## GIVEN PROBLEM:
Copy all the material that follows, keeping every character the same.

## SUPPLIED ENTRIES:
********
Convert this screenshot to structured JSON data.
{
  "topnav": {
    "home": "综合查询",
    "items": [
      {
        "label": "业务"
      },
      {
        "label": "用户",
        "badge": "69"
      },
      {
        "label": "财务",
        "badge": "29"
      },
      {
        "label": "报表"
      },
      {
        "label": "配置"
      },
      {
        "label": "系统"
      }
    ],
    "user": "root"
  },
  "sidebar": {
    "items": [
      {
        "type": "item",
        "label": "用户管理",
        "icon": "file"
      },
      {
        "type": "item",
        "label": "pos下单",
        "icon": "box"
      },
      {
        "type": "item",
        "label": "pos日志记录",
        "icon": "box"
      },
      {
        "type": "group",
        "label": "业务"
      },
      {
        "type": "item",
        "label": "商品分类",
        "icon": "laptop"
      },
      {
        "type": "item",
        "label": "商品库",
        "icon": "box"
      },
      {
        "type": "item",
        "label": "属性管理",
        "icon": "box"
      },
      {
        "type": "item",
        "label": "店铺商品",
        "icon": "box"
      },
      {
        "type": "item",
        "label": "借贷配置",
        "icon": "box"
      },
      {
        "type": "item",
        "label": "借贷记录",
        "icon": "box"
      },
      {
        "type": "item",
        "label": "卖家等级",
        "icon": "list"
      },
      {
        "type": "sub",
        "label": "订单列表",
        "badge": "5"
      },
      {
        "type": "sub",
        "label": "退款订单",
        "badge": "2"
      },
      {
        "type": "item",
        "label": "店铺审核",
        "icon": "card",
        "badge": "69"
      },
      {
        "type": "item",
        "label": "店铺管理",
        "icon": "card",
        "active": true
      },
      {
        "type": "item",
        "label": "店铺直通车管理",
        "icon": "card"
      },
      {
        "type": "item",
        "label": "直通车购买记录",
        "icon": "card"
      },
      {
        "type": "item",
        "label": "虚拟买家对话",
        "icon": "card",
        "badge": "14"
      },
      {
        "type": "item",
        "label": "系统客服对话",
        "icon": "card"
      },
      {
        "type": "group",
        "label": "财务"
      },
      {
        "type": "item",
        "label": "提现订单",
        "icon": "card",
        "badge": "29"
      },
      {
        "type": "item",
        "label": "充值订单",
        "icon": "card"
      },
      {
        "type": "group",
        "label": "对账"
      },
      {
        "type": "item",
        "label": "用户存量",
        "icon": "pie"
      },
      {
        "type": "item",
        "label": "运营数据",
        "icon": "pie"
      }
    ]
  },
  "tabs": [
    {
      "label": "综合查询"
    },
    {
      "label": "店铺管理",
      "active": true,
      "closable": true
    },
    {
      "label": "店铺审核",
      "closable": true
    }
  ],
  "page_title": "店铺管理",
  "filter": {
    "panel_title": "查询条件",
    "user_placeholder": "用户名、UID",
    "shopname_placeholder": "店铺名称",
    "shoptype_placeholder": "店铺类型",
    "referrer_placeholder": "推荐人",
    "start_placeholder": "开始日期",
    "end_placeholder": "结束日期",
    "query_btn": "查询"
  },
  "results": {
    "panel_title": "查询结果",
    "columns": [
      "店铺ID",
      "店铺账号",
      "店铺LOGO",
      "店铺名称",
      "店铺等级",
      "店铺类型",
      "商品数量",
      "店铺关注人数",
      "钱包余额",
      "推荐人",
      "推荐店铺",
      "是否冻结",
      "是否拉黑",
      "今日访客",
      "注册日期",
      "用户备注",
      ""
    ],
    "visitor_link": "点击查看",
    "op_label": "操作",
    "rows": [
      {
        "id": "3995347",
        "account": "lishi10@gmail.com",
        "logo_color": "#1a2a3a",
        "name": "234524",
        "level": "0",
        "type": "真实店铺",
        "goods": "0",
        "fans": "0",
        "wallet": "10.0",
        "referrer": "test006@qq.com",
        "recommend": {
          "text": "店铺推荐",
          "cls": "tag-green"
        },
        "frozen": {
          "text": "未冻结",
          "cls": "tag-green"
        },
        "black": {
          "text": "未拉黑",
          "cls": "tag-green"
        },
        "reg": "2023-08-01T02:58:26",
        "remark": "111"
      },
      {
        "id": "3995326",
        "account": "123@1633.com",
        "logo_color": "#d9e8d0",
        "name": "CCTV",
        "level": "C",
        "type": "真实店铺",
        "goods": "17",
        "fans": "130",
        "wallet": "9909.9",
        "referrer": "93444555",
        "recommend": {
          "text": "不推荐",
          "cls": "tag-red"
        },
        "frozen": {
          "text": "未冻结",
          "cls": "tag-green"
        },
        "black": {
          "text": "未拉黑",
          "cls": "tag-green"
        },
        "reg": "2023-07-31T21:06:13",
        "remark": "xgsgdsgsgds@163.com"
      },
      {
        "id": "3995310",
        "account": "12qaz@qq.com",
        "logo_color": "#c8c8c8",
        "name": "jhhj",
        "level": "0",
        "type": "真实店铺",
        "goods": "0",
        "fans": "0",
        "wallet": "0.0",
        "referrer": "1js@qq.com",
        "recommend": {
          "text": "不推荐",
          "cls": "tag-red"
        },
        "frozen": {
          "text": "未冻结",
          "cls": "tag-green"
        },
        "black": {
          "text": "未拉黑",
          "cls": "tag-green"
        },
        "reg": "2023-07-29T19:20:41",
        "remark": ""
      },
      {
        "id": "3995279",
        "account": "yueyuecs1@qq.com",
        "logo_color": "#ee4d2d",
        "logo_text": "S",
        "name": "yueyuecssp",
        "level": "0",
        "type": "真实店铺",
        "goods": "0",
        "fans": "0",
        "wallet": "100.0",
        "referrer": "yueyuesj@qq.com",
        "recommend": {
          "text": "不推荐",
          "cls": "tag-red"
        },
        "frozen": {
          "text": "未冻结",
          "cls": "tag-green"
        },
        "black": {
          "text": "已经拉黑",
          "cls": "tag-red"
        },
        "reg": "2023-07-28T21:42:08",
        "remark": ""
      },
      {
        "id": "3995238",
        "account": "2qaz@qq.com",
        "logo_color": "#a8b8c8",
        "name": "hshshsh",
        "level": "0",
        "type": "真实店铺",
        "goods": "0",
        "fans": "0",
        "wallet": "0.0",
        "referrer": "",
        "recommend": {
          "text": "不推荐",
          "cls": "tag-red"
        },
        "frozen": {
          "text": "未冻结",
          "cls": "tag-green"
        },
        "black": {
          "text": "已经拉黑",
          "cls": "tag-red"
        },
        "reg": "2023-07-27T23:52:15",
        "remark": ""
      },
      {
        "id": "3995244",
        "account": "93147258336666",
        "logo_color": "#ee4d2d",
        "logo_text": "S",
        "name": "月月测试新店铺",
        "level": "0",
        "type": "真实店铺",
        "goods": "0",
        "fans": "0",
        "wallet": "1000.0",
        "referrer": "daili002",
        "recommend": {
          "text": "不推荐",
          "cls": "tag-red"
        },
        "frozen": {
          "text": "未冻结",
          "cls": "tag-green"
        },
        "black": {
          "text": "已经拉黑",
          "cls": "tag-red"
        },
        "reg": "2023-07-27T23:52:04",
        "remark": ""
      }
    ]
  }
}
********
## ANSWER TO THIS EXERCISE:
Convert this screenshot to structured JSON data.
{
  "topnav": {
    "home": "综合查询",
    "items": [
      {
        "label": "业务"
      },
      {
        "label": "用户",
        "badge": "69"
      },
      {
        "label": "财务",
        "badge": "29"
      },
      {
        "label": "报表"
      },
      {
        "label": "配置"
      },
      {
        "label": "系统"
      }
    ],
    "user": "root"
  },
  "sidebar": {
    "items": [
      {
        "type": "item",
        "label": "用户管理",
        "icon": "file"
      },
      {
        "type": "item",
        "label": "pos下单",
        "icon": "box"
      },
      {
        "type": "item",
        "label": "pos日志记录",
        "icon": "box"
      },
      {
        "type": "group",
        "label": "业务"
      },
      {
        "type": "item",
        "label": "商品分类",
        "icon": "laptop"
      },
      {
        "type": "item",
        "label": "商品库",
        "icon": "box"
      },
      {
        "type": "item",
        "label": "属性管理",
        "icon": "box"
      },
      {
        "type": "item",
        "label": "店铺商品",
        "icon": "box"
      },
      {
        "type": "item",
        "label": "借贷配置",
        "icon": "box"
      },
      {
        "type": "item",
        "label": "借贷记录",
        "icon": "box"
      },
      {
        "type": "item",
        "label": "卖家等级",
        "icon": "list"
      },
      {
        "type": "sub",
        "label": "订单列表",
        "badge": "5"
      },
      {
        "type": "sub",
        "label": "退款订单",
        "badge": "2"
      },
      {
        "type": "item",
        "label": "店铺审核",
        "icon": "card",
        "badge": "69"
      },
      {
        "type": "item",
        "label": "店铺管理",
        "icon": "card",
        "active": true
      },
      {
        "type": "item",
        "label": "店铺直通车管理",
        "icon": "card"
      },
      {
        "type": "item",
        "label": "直通车购买记录",
        "icon": "card"
      },
      {
        "type": "item",
        "label": "虚拟买家对话",
        "icon": "card",
        "badge": "14"
      },
      {
        "type": "item",
        "label": "系统客服对话",
        "icon": "card"
      },
      {
        "type": "group",
        "label": "财务"
      },
      {
        "type": "item",
        "label": "提现订单",
        "icon": "card",
        "badge": "29"
      },
      {
        "type": "item",
        "label": "充值订单",
        "icon": "card"
      },
      {
        "type": "group",
        "label": "对账"
      },
      {
        "type": "item",
        "label": "用户存量",
        "icon": "pie"
      },
      {
        "type": "item",
        "label": "运营数据",
        "icon": "pie"
      }
    ]
  },
  "tabs": [
    {
      "label": "综合查询"
    },
    {
      "label": "店铺管理",
      "active": true,
      "closable": true
    },
    {
      "label": "店铺审核",
      "closable": true
    }
  ],
  "page_title": "店铺管理",
  "filter": {
    "panel_title": "查询条件",
    "user_placeholder": "用户名、UID",
    "shopname_placeholder": "店铺名称",
    "shoptype_placeholder": "店铺类型",
    "referrer_placeholder": "推荐人",
    "start_placeholder": "开始日期",
    "end_placeholder": "结束日期",
    "query_btn": "查询"
  },
  "results": {
    "panel_title": "查询结果",
    "columns": [
      "店铺ID",
      "店铺账号",
      "店铺LOGO",
      "店铺名称",
      "店铺等级",
      "店铺类型",
      "商品数量",
      "店铺关注人数",
      "钱包余额",
      "推荐人",
      "推荐店铺",
      "是否冻结",
      "是否拉黑",
      "今日访客",
      "注册日期",
      "用户备注",
      ""
    ],
    "visitor_link": "点击查看",
    "op_label": "操作",
    "rows": [
      {
        "id": "3995347",
        "account": "lishi10@gmail.com",
        "logo_color": "#1a2a3a",
        "name": "234524",
        "level": "0",
        "type": "真实店铺",
        "goods": "0",
        "fans": "0",
        "wallet": "10.0",
        "referrer": "test006@qq.com",
        "recommend": {
          "text": "店铺推荐",
          "cls": "tag-green"
        },
        "frozen": {
          "text": "未冻结",
          "cls": "tag-green"
        },
        "black": {
          "text": "未拉黑",
          "cls": "tag-green"
        },
        "reg": "2023-08-01T02:58:26",
        "remark": "111"
      },
      {
        "id": "3995326",
        "account": "123@1633.com",
        "logo_color": "#d9e8d0",
        "name": "CCTV",
        "level": "C",
        "type": "真实店铺",
        "goods": "17",
        "fans": "130",
        "wallet": "9909.9",
        "referrer": "93444555",
        "recommend": {
          "text": "不推荐",
          "cls": "tag-red"
        },
        "frozen": {
          "text": "未冻结",
          "cls": "tag-green"
        },
        "black": {
          "text": "未拉黑",
          "cls": "tag-green"
        },
        "reg": "2023-07-31T21:06:13",
        "remark": "xgsgdsgsgds@163.com"
      },
      {
        "id": "3995310",
        "account": "12qaz@qq.com",
        "logo_color": "#c8c8c8",
        "name": "jhhj",
        "level": "0",
        "type": "真实店铺",
        "goods": "0",
        "fans": "0",
        "wallet": "0.0",
        "referrer": "1js@qq.com",
        "recommend": {
          "text": "不推荐",
          "cls": "tag-red"
        },
        "frozen": {
          "text": "未冻结",
          "cls": "tag-green"
        },
        "black": {
          "text": "未拉黑",
          "cls": "tag-green"
        },
        "reg": "2023-07-29T19:20:41",
        "remark": ""
      },
      {
        "id": "3995279",
        "account": "yueyuecs1@qq.com",
        "logo_color": "#ee4d2d",
        "logo_text": "S",
        "name": "yueyuecssp",
        "level": "0",
        "type": "真实店铺",
        "goods": "0",
        "fans": "0",
        "wallet": "100.0",
        "referrer": "yueyuesj@qq.com",
        "recommend": {
          "text": "不推荐",
          "cls": "tag-red"
        },
        "frozen": {
          "text": "未冻结",
          "cls": "tag-green"
        },
        "black": {
          "text": "已经拉黑",
          "cls": "tag-red"
        },
        "reg": "2023-07-28T21:42:08",
        "remark": ""
      },
      {
        "id": "3995238",
        "account": "2qaz@qq.com",
        "logo_color": "#a8b8c8",
        "name": "hshshsh",
        "level": "0",
        "type": "真实店铺",
        "goods": "0",
        "fans": "0",
        "wallet": "0.0",
        "referrer": "",
        "recommend": {
          "text": "不推荐",
          "cls": "tag-red"
        },
        "frozen": {
          "text": "未冻结",
          "cls": "tag-green"
        },
        "black": {
          "text": "已经拉黑",
          "cls": "tag-red"
        },
        "reg": "2023-07-27T23:52:15",
        "remark": ""
      },
      {
        "id": "3995244",
        "account": "93147258336666",
        "logo_color": "#ee4d2d",
        "logo_text": "S",
        "name": "月月测试新店铺",
        "level": "0",
        "type": "真实店铺",
        "goods": "0",
        "fans": "0",
        "wallet": "1000.0",
        "referrer": "daili002",
        "recommend": {
          "text": "不推荐",
          "cls": "tag-red"
        },
        "frozen": {
          "text": "未冻结",
          "cls": "tag-green"
        },
        "black": {
          "text": "已经拉黑",
          "cls": "tag-red"
        },
        "reg": "2023-07-27T23:52:04",
        "remark": ""
      }
    ]
  }
}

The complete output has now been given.